• [Recorded data]:
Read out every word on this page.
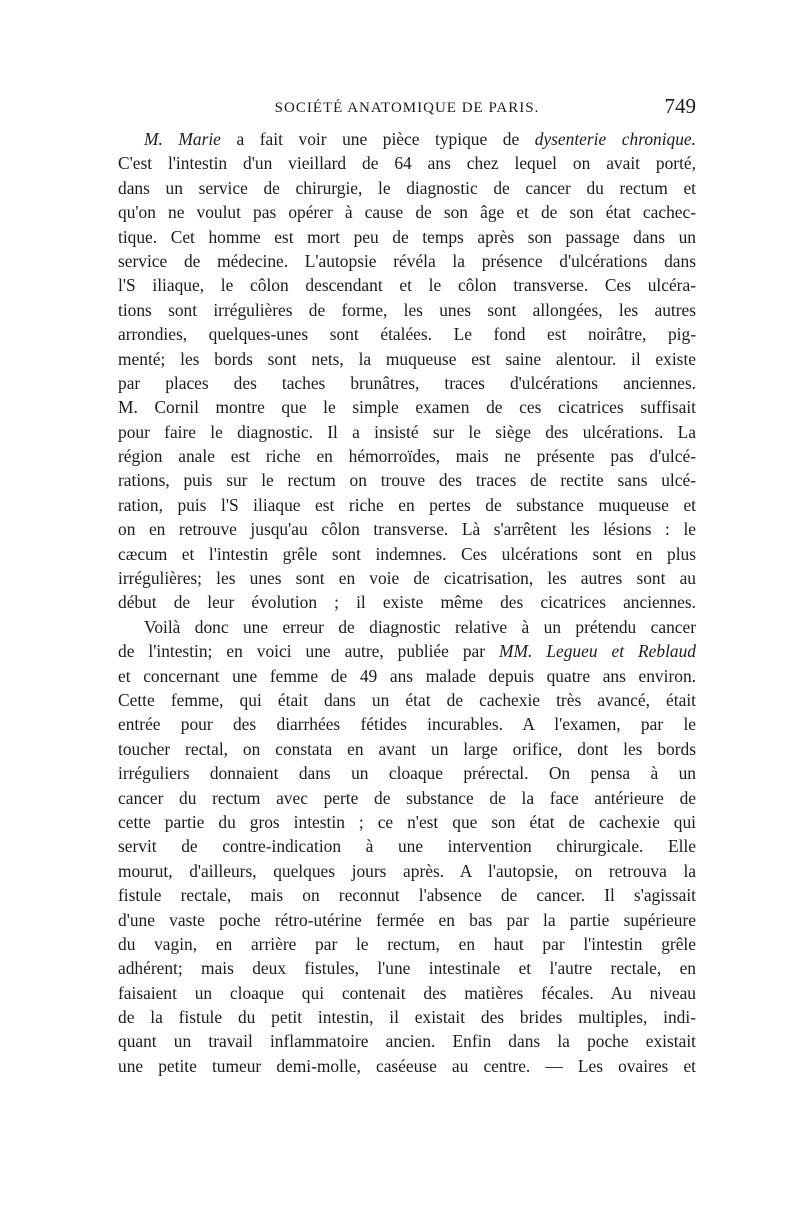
SOCIÉTÉ ANATOMIQUE DE PARIS.	749
M. Marie a fait voir une pièce typique de dysenterie chronique.
C'est l'intestin d'un vieillard de 64 ans chez lequel on avait porté,
dans un service de chirurgie, le diagnostic de cancer du rectum et
qu'on ne voulut pas opérer à cause de son âge et de son état cachec-
tique. Cet homme est mort peu de temps après son passage dans un
service de médecine. L'autopsie révéla la présence d'ulcérations dans
l'S iliaque, le côlon descendant et le côlon transverse. Ces ulcéra-
tions sont irrégulières de forme, les unes sont allongées, les autres
arrondies, quelques-unes sont étalées. Le fond est noirâtre, pig-
menté; les bords sont nets, la muqueuse est saine alentour. il existe
par places des taches brunâtres, traces d'ulcérations anciennes.
M. Cornil montre que le simple examen de ces cicatrices suffisait
pour faire le diagnostic. Il a insisté sur le siège des ulcérations. La
région anale est riche en hémorroïdes, mais ne présente pas d'ulcé-
rations, puis sur le rectum on trouve des traces de rectite sans ulcé-
ration, puis l'S iliaque est riche en pertes de substance muqueuse et
on en retrouve jusqu'au côlon transverse. Là s'arrêtent les lésions : le
cæcum et l'intestin grêle sont indemnes. Ces ulcérations sont en plus
irrégulières; les unes sont en voie de cicatrisation, les autres sont au
début de leur évolution ; il existe même des cicatrices anciennes.
Voilà donc une erreur de diagnostic relative à un prétendu cancer
de l'intestin; en voici une autre, publiée par MM. Legueu et Reblaud
et concernant une femme de 49 ans malade depuis quatre ans environ.
Cette femme, qui était dans un état de cachexie très avancé, était
entrée pour des diarrhées fétides incurables. A l'examen, par le
toucher rectal, on constata en avant un large orifice, dont les bords
irréguliers donnaient dans un cloaque prérectal. On pensa à un
cancer du rectum avec perte de substance de la face antérieure de
cette partie du gros intestin ; ce n'est que son état de cachexie qui
servit de contre-indication à une intervention chirurgicale. Elle
mourut, d'ailleurs, quelques jours après. A l'autopsie, on retrouva la
fistule rectale, mais on reconnut l'absence de cancer. Il s'agissait
d'une vaste poche rétro-utérine fermée en bas par la partie supérieure
du vagin, en arrière par le rectum, en haut par l'intestin grêle
adhérent; mais deux fistules, l'une intestinale et l'autre rectale, en
faisaient un cloaque qui contenait des matières fécales. Au niveau
de la fistule du petit intestin, il existait des brides multiples, indi-
quant un travail inflammatoire ancien. Enfin dans la poche existait
une petite tumeur demi-molle, caséeuse au centre. — Les ovaires et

• [Instructions for the task]:
Copy the whole listing above word for word but do not carry over the pictures.

• [Worked solution]:
Read out every word on this page.
SOCIÉTÉ ANATOMIQUE DE PARIS.	749
M. Marie a fait voir une pièce typique de dysenterie chronique.
C'est l'intestin d'un vieillard de 64 ans chez lequel on avait porté,
dans un service de chirurgie, le diagnostic de cancer du rectum et
qu'on ne voulut pas opérer à cause de son âge et de son état cachec-
tique. Cet homme est mort peu de temps après son passage dans un
service de médecine. L'autopsie révéla la présence d'ulcérations dans
l'S iliaque, le côlon descendant et le côlon transverse. Ces ulcéra-
tions sont irrégulières de forme, les unes sont allongées, les autres
arrondies, quelques-unes sont étalées. Le fond est noirâtre, pig-
menté; les bords sont nets, la muqueuse est saine alentour. il existe
par places des taches brunâtres, traces d'ulcérations anciennes.
M. Cornil montre que le simple examen de ces cicatrices suffisait
pour faire le diagnostic. Il a insisté sur le siège des ulcérations. La
région anale est riche en hémorroïdes, mais ne présente pas d'ulcé-
rations, puis sur le rectum on trouve des traces de rectite sans ulcé-
ration, puis l'S iliaque est riche en pertes de substance muqueuse et
on en retrouve jusqu'au côlon transverse. Là s'arrêtent les lésions : le
cæcum et l'intestin grêle sont indemnes. Ces ulcérations sont en plus
irrégulières; les unes sont en voie de cicatrisation, les autres sont au
début de leur évolution ; il existe même des cicatrices anciennes.
Voilà donc une erreur de diagnostic relative à un prétendu cancer
de l'intestin; en voici une autre, publiée par MM. Legueu et Reblaud
et concernant une femme de 49 ans malade depuis quatre ans environ.
Cette femme, qui était dans un état de cachexie très avancé, était
entrée pour des diarrhées fétides incurables. A l'examen, par le
toucher rectal, on constata en avant un large orifice, dont les bords
irréguliers donnaient dans un cloaque prérectal. On pensa à un
cancer du rectum avec perte de substance de la face antérieure de
cette partie du gros intestin ; ce n'est que son état de cachexie qui
servit de contre-indication à une intervention chirurgicale. Elle
mourut, d'ailleurs, quelques jours après. A l'autopsie, on retrouva la
fistule rectale, mais on reconnut l'absence de cancer. Il s'agissait
d'une vaste poche rétro-utérine fermée en bas par la partie supérieure
du vagin, en arrière par le rectum, en haut par l'intestin grêle
adhérent; mais deux fistules, l'une intestinale et l'autre rectale, en
faisaient un cloaque qui contenait des matières fécales. Au niveau
de la fistule du petit intestin, il existait des brides multiples, indi-
quant un travail inflammatoire ancien. Enfin dans la poche existait
une petite tumeur demi-molle, caséeuse au centre. — Les ovaires et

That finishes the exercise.